Pick up the column on concealed freight damage claims from its last sentence and keep writing.

(Source passage)
>> Begin

Flawed policies for concealed damage

Flawed policies for concealed damage

Copyright 2008, Traffic World, Inc.

Q:

We had a shipment that was received on a clear delivery receipt.

However, there was in fact damage, which was reported by the consignee on the same day to two other sources both verbally and in writing.

The motor carrier is denying my claim based on the fact that it was concealed damage and I (the shipper) did not file the claim within 15 days of the delivery date. So I set out to show "reasonable evidence" that the damage did in fact occur prior to delivery. I also asked them for a copy of their claims policy.

What I got in return from the carrier''s claims supervisor was a copy of your article from April 17, 2000, issue ("Claims for Concealed Damage"). They do not have a written policy regarding their claims.

Is it fair for them to hold me to any sort of standard when they have not explicitly told me what their policy is or isn''t? They are using your article as their "policy."

I find that rather ridiculous and unreasonable. I cannot be held responsible for something that does not exist between me and my carrier.



A:

You should have said they''re misusing my article as their policy, because they are.

I had to dig through my (rather poorly organized) files to get at my copy of this old article, and it doesn''t say what they are contending it does.

In that article it was my questioner who spoke about an "industry standard" that concealed damage be reported to the carrier within 15 days of delivery. I simply didn''t dispute the contention, pointing out that this 15-day "rule" is incorporated in, among other things, the National Motor Freight Classification.

But even the NMFC provision states only that concealed damage should be reported within the 15 days, not that claim must be filed in that period. You say your consignee contacted "two other sources both verbally and in writing" within that period; if either of them was the carrier that satisfies the nominal requirement.

I say "nominal" because even in its NMFC incarnation it''s less a requirement than a declaration of intent. Under the Carmack Amendment (49 U.S.C. ? 14706) carriers may not allow a time of less than nine months following delivery for the filing of a claim, and the law doesn''t distinguish between concealed and visible damage.

So the 15-day standard is nothing more than a carrier statement to this effect: "Shippers, if you don''t let us know about concealed damage within 15 days we''re going to assume the damage occurred after delivery, and you''ll play hob convincing us otherwise."

Actually, I don''t think such a statement is all that unreasonable, do you? Sure, 15 days is a little arbitrary, but don''t they have to draw the line somewhere? The longer the shipment sits around the consignee''s facility the more opportunity there is for post-delivery damage to occur, and carriers are simply emphasizing that they won''t be responsible for that.

>> End

Data listing
>> Begin

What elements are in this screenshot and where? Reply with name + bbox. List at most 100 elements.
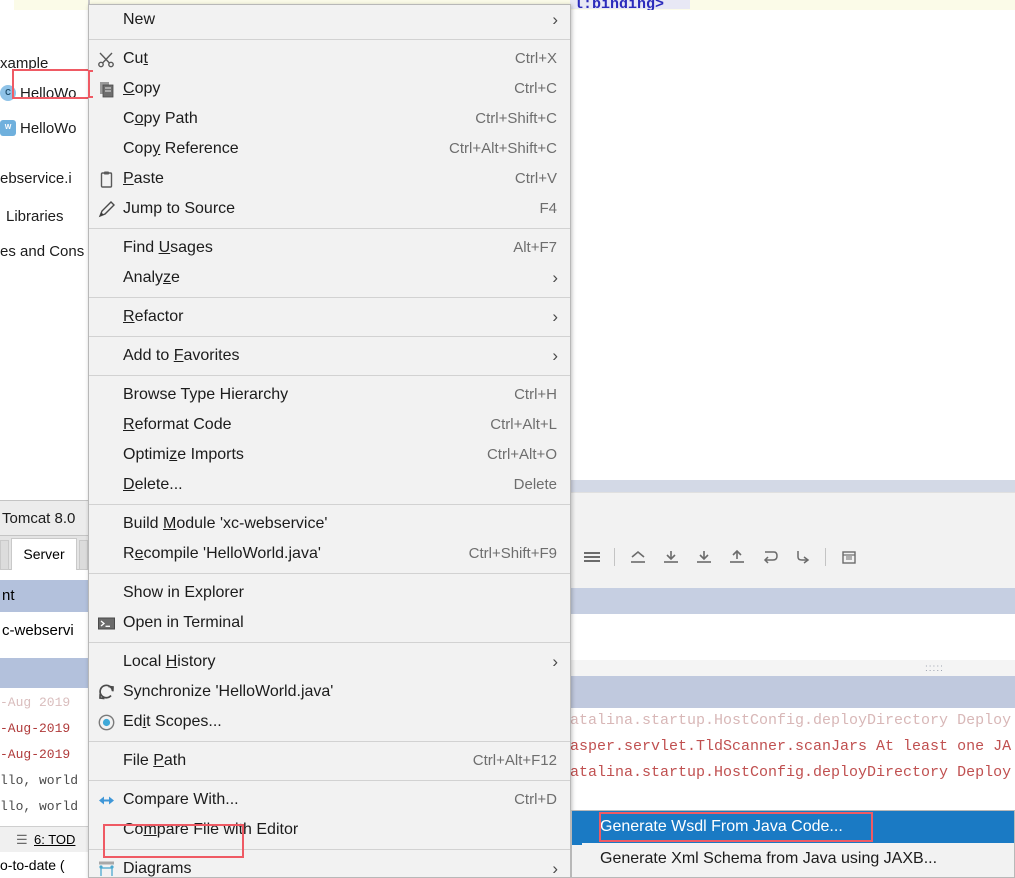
menu-item-compare-file-with-editor[interactable]: Compare File with Editor [89,815,570,845]
diagram-icon [97,860,116,878]
menu-item-synchronize[interactable]: Synchronize 'HelloWorld.java' [89,677,570,707]
menu-lines-icon[interactable] [575,543,608,571]
menu-item-open-in-terminal[interactable]: Open in Terminal [89,608,570,638]
project-tree-panel[interactable]: xample C HelloWo W HelloWo ebservice.i Lib… [0,10,88,480]
menu-item-copy-reference[interactable]: Copy Reference Ctrl+Alt+Shift+C [89,134,570,164]
rollback-icon[interactable] [621,543,654,571]
menu-item-label: Add to Favorites [123,347,240,364]
tree-row-scratches-and-consoles[interactable]: es and Cons [0,238,84,263]
menu-item-paste[interactable]: Paste Ctrl+V [89,164,570,194]
menu-separator [89,336,570,337]
console-line: -Aug 2019 [0,695,71,710]
resize-grip-icon[interactable]: ::::: [925,663,944,674]
console-line: asper.servlet.TldScanner.scanJars At lea… [570,738,1012,755]
todo-tool-window-button[interactable]: ☰ 6: TOD [0,826,88,852]
tree-row-libraries[interactable]: Libraries [6,203,64,228]
submenu-item-label: Generate Wsdl From Java Code... [600,818,843,835]
scissors-icon [97,50,116,69]
tree-row-example[interactable]: xample [0,50,48,75]
menu-item-label: Find Usages [123,239,213,256]
menu-item-shortcut: Ctrl+V [514,170,557,187]
menu-item-label: Show in Explorer [123,584,244,601]
wsdl-icon: W [0,120,16,137]
toolbar-separator [825,548,826,566]
console-toolbar-zone [570,492,1015,588]
menu-item-refactor[interactable]: Refactor › [89,302,570,332]
console-toolbar[interactable] [575,543,865,571]
submenu-item-generate-xml-schema[interactable]: Generate Xml Schema from Java using JAXB… [572,843,1014,875]
menu-item-copy[interactable]: Copy Ctrl+C [89,74,570,104]
menu-item-copy-path[interactable]: Copy Path Ctrl+Shift+C [89,104,570,134]
menu-item-label: Reformat Code [123,416,232,433]
server-row-deployment[interactable]: nt [0,580,88,612]
console-line: llo, world [0,773,79,788]
refresh-icon [97,683,116,702]
menu-item-label: Paste [123,170,164,187]
compare-icon [97,791,116,810]
menu-separator [89,849,570,850]
menu-separator [89,39,570,40]
tab-edge-right[interactable] [79,540,88,570]
menu-item-cut[interactable]: Cut Ctrl+X [89,44,570,74]
console-header-band [570,676,1015,708]
soft-wrap-icon[interactable] [753,543,786,571]
tree-row-helloworld-wsdl[interactable]: W HelloWo [0,115,76,140]
menu-item-label: Synchronize 'HelloWorld.java' [123,683,334,700]
menu-item-file-path[interactable]: File Path Ctrl+Alt+F12 [89,746,570,776]
jump-to-end-icon[interactable] [786,543,819,571]
server-row-artifact[interactable]: c-webservi [0,612,88,650]
server-row-extra[interactable] [0,658,88,688]
menu-item-diagrams[interactable]: Diagrams › [89,854,570,878]
menu-item-label: Copy Path [123,110,198,127]
upload-icon[interactable] [720,543,753,571]
chevron-right-icon: › [552,10,558,29]
menu-item-jump-to-source[interactable]: Jump to Source F4 [89,194,570,224]
console-resize-strip[interactable] [570,660,1015,676]
menu-item-delete[interactable]: Delete... Delete [89,470,570,500]
editor-split-divider[interactable] [570,480,1015,492]
print-icon[interactable] [832,543,865,571]
menu-item-label: Delete... [123,476,183,493]
menu-item-recompile[interactable]: Recompile 'HelloWorld.java' Ctrl+Shift+F9 [89,539,570,569]
menu-item-label: Diagrams [123,860,192,877]
wsdl-editor[interactable]: :service name="HelloWorldService"> sdl:p… [570,10,1015,480]
menu-item-new[interactable]: New › [89,5,570,35]
menu-item-reformat-code[interactable]: Reformat Code Ctrl+Alt+L [89,410,570,440]
menu-item-compare-with[interactable]: Compare With... Ctrl+D [89,785,570,815]
menu-item-add-to-favorites[interactable]: Add to Favorites › [89,341,570,371]
menu-item-shortcut: Ctrl+Shift+C [475,110,557,127]
menu-item-label: Compare File with Editor [123,821,299,838]
tab-edge-left[interactable] [0,540,9,570]
menu-item-label: Recompile 'HelloWorld.java' [123,545,321,562]
submenu-item-generate-wsdl[interactable]: Generate Wsdl From Java Code... [572,811,1014,843]
server-row-label: c-webservi [2,622,74,639]
download-icon[interactable] [687,543,720,571]
menu-item-label: Local History [123,653,216,670]
tree-row-webservice-iml[interactable]: ebservice.i [0,165,72,190]
menu-item-analyze[interactable]: Analyze › [89,263,570,293]
menu-item-optimize-imports[interactable]: Optimize Imports Ctrl+Alt+O [89,440,570,470]
scroll-down-icon[interactable] [654,543,687,571]
menu-item-label: Refactor [123,308,184,325]
menu-item-label: Copy Reference [123,140,239,157]
menu-item-shortcut: Ctrl+C [514,80,557,97]
tree-row-helloworld-class[interactable]: C HelloWo [0,80,76,105]
toolbar-separator [614,548,615,566]
tab-server[interactable]: Server [11,538,77,570]
context-menu[interactable]: New › Cut Ctrl+X Copy Ctrl+C Copy Path Ctrl+Shi… [88,4,571,878]
console-selected-band [570,588,1015,614]
menu-item-find-usages[interactable]: Find Usages Alt+F7 [89,233,570,263]
webservices-submenu[interactable]: Generate Wsdl From Java Code... Generate … [571,810,1015,878]
menu-item-edit-scopes[interactable]: Edit Scopes... [89,707,570,737]
server-row-label: nt [2,587,15,604]
chevron-right-icon: › [552,652,558,671]
menu-item-browse-type-hierarchy[interactable]: Browse Type Hierarchy Ctrl+H [89,380,570,410]
menu-item-local-history[interactable]: Local History › [89,647,570,677]
menu-item-build-module[interactable]: Build Module 'xc-webservice' [89,509,570,539]
terminal-icon [97,614,116,633]
menu-item-shortcut: Ctrl+Alt+Shift+C [449,140,557,157]
menu-item-show-in-explorer[interactable]: Show in Explorer [89,578,570,608]
menu-separator [89,297,570,298]
menu-item-shortcut: Ctrl+Alt+L [490,416,557,433]
list-icon: ☰ [16,832,28,847]
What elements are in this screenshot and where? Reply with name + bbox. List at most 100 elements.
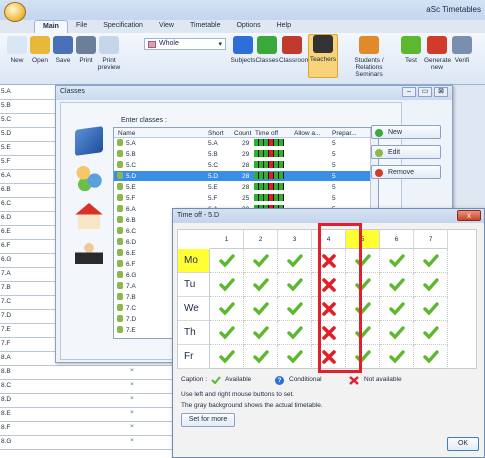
timetable-row[interactable]: 8.B × <box>0 365 172 380</box>
time-off-cell[interactable] <box>244 321 278 345</box>
time-off-cell[interactable] <box>414 297 448 321</box>
period-header[interactable]: 1 <box>210 230 244 249</box>
print-preview-button[interactable]: Print preview <box>96 36 122 71</box>
time-off-cell[interactable] <box>210 345 244 369</box>
time-off-cell[interactable] <box>380 249 414 273</box>
test-button[interactable]: Test <box>398 36 424 64</box>
tab-options[interactable]: Options <box>228 20 268 33</box>
time-off-cell[interactable] <box>414 249 448 273</box>
col-count[interactable]: Count <box>234 130 251 137</box>
close-button[interactable]: ⊠ <box>434 87 448 97</box>
time-off-cell[interactable] <box>414 273 448 297</box>
day-header[interactable]: Mo <box>178 249 210 273</box>
time-off-cell[interactable] <box>244 345 278 369</box>
close-button[interactable]: x <box>457 210 481 221</box>
teachers-button[interactable]: Teachers <box>308 34 338 78</box>
edit-button[interactable]: Edit <box>371 145 441 159</box>
verify-button[interactable]: Verifi <box>449 36 475 64</box>
time-off-cell[interactable] <box>278 249 312 273</box>
col-time-off[interactable]: Time off <box>255 130 278 137</box>
time-off-cell[interactable] <box>414 321 448 345</box>
time-off-preview <box>254 139 284 146</box>
timetable-row[interactable]: 8.E × <box>0 407 172 422</box>
classes-button[interactable]: Classes <box>254 36 280 64</box>
time-off-cell[interactable] <box>278 345 312 369</box>
maximize-button[interactable]: ▭ <box>418 87 432 97</box>
tab-specification[interactable]: Specification <box>95 20 151 33</box>
day-header[interactable]: Tu <box>178 273 210 297</box>
check-icon <box>253 302 269 316</box>
cell-short: 5.A <box>208 140 218 147</box>
subjects-button[interactable]: Subjects <box>230 36 256 64</box>
students-button[interactable]: Students / Relations Seminars <box>348 36 390 78</box>
time-off-cell[interactable] <box>210 273 244 297</box>
tab-help[interactable]: Help <box>269 20 299 33</box>
day-header[interactable]: We <box>178 297 210 321</box>
time-off-cell[interactable] <box>210 321 244 345</box>
table-row[interactable]: 5.C 5.C 28 5 <box>114 160 378 170</box>
time-off-cell[interactable] <box>244 249 278 273</box>
time-off-cell[interactable] <box>278 321 312 345</box>
legend-available: Available <box>225 376 252 383</box>
table-row[interactable]: 5.F 5.F 25 5 <box>114 193 378 203</box>
col-short[interactable]: Short <box>208 130 224 137</box>
app-menu-icon[interactable] <box>4 2 26 22</box>
time-off-cell[interactable] <box>244 297 278 321</box>
time-off-cell[interactable] <box>278 297 312 321</box>
time-off-cell[interactable] <box>380 321 414 345</box>
row-label: 5.D <box>1 130 12 137</box>
cell-count: 29 <box>242 151 250 158</box>
legend-not-available: Not available <box>364 376 402 383</box>
period-header[interactable]: 7 <box>414 230 448 249</box>
check-icon <box>389 278 405 292</box>
tab-main[interactable]: Main <box>34 20 68 33</box>
row-mark: × <box>130 409 134 416</box>
test-label: Test <box>405 57 417 64</box>
timetable-row[interactable]: 8.C × <box>0 379 172 394</box>
tab-timetable[interactable]: Timetable <box>182 20 228 33</box>
row-label: 7.F <box>1 340 11 347</box>
cell-name: 6.B <box>126 217 136 224</box>
test-icon <box>401 36 421 54</box>
timetable-row[interactable]: 8.G × <box>0 435 172 450</box>
generate-button[interactable]: Generate new <box>424 36 451 71</box>
tab-view[interactable]: View <box>151 20 182 33</box>
time-off-cell[interactable] <box>380 345 414 369</box>
minimize-button[interactable]: – <box>402 87 416 97</box>
check-icon <box>253 326 269 340</box>
class-icon <box>117 304 123 311</box>
subjects-label: Subjects <box>230 57 256 64</box>
col-name[interactable]: Name <box>118 130 135 137</box>
timetable-row[interactable]: 8.D × <box>0 393 172 408</box>
table-row[interactable]: 5.A 5.A 29 5 <box>114 138 378 148</box>
ok-button[interactable]: OK <box>447 437 479 451</box>
day-header[interactable]: Fr <box>178 345 210 369</box>
col-allow[interactable]: Allow a... <box>294 130 320 137</box>
cell-count: 28 <box>242 173 250 180</box>
tab-file[interactable]: File <box>68 20 95 33</box>
time-off-cell[interactable] <box>414 345 448 369</box>
remove-button[interactable]: Remove <box>371 165 441 179</box>
time-off-cell[interactable] <box>380 273 414 297</box>
set-for-more-button[interactable]: Set for more <box>181 413 235 427</box>
table-row[interactable]: 5.D 5.D 28 5 <box>114 171 378 181</box>
time-off-cell[interactable] <box>278 273 312 297</box>
col-prepare[interactable]: Prepar... <box>332 130 357 137</box>
row-mark: × <box>130 423 134 430</box>
table-row[interactable]: 5.B 5.B 29 5 <box>114 149 378 159</box>
timetable-row[interactable]: 8.F × <box>0 421 172 436</box>
time-off-cell[interactable] <box>210 249 244 273</box>
day-header[interactable]: Th <box>178 321 210 345</box>
check-icon <box>253 350 269 364</box>
period-header[interactable]: 3 <box>278 230 312 249</box>
time-off-cell[interactable] <box>380 297 414 321</box>
time-off-cell[interactable] <box>244 273 278 297</box>
table-row[interactable]: 5.E 5.E 28 5 <box>114 182 378 192</box>
classrooms-button[interactable]: Classrooms <box>279 36 313 64</box>
period-header[interactable]: 6 <box>380 230 414 249</box>
check-icon <box>219 278 235 292</box>
new-button[interactable]: New <box>371 125 441 139</box>
period-header[interactable]: 2 <box>244 230 278 249</box>
view-select[interactable]: Whole ▾ <box>144 38 226 50</box>
time-off-cell[interactable] <box>210 297 244 321</box>
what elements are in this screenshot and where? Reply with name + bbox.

>> End

(Reply to the exercise)
Nor is it the sort of thing to which the carrier needed to obtain your agreement ahead of time. Carriers are free to pay or decline claims as they choose, with or without a "policy." Whether they can sustain a declination in law is an entirely different matter, but no law can compel them to make voluntary payment.

Which leaves you with three possible courses of action. One is what you say you''re already doing, try to persuade the carrier that the damage did indeed occur in transit. Even if the damage wasn''t reported to them in a timely manner you can try to get evidence that it was mentioned to somebody else early on, so there''s no chance it occurred long afterwards.

And you may also have other evidence you can muster. Certain types of damage can reasonably be ascribed only to the hazards of over-the-road movement, the consignee''s own records may reflect contemporaneous discussion of the damage, etc.

If this fails you can take the carrier to court. It can spout off all it likes about its 15-day policy, but so long as you got your formal claim in within the nine-month limit you have two years and a day following the carrier''s written declination to sue and its "rule" carries no judicial weight whatever.

Your third option, only to be used if you''re absolutely certain that not only is your claim valid but you can prove that in court if you must, is set-off. That is, unilaterally deduct the amount of the claim from freight charges (or any other money) that you owe the carrier.

I''m always hesitant to suggest this, since so many shippers abuse it. I know some who simply set off against carriers without even giving them a chance to pay (or decline) claims, which I find both rude and stupid.

The "rude" part is obvious. The "stupid" is because the carrier is free to sue you for the unpaid charges and, if your claim isn''t upheld in court, you can wind up liable not only for the freight but potentially sizeable late-payment penalties plus legal fees.

So only take this tack if you''re really sure. But it does seem possibly applicable when the carrier''s declination is for a reason as silly and misguided as this one''s seems to be.



-- Consultant, author and educator Colin Barrett is president of Barrett Transportation Consultants. Send your questions to him at 5201 Whippoorwill Lane, Johns Island, S.C. 29455; phone, (843) 559-1277; e-mail, BarrettTrn@aol.com. Contact him to order the 536-page compiled edition of past Q&A columns, published in 2001, at $80 plus shipping.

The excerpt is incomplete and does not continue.